# Prompt
Filter the entries below, keeping only lines with the word "Blow".

[Extracts from a graphics dataset]

== == ==

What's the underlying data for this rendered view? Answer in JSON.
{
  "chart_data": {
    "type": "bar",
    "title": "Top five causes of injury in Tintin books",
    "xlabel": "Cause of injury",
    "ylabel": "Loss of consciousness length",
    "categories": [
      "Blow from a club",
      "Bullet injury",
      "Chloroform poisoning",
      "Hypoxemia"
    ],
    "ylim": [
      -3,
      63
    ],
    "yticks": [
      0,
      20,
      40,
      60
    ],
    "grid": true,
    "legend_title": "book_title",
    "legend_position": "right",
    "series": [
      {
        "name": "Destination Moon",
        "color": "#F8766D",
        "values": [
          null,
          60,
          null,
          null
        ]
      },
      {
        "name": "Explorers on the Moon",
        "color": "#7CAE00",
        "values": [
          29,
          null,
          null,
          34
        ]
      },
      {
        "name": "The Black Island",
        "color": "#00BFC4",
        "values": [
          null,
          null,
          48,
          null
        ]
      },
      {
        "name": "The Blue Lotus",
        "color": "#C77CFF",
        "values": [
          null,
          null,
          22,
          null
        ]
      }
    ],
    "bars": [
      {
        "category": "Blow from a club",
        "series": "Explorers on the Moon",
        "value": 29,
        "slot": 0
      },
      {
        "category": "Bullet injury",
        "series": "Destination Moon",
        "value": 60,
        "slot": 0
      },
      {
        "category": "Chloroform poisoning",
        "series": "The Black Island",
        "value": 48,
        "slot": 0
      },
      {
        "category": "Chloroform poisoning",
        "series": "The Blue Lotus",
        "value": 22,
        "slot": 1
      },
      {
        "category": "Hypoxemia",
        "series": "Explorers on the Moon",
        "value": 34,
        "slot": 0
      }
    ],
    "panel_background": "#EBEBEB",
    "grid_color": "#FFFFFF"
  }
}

== == ==

# Solution for this task
      "Blow from a club",
        "category": "Blow from a club",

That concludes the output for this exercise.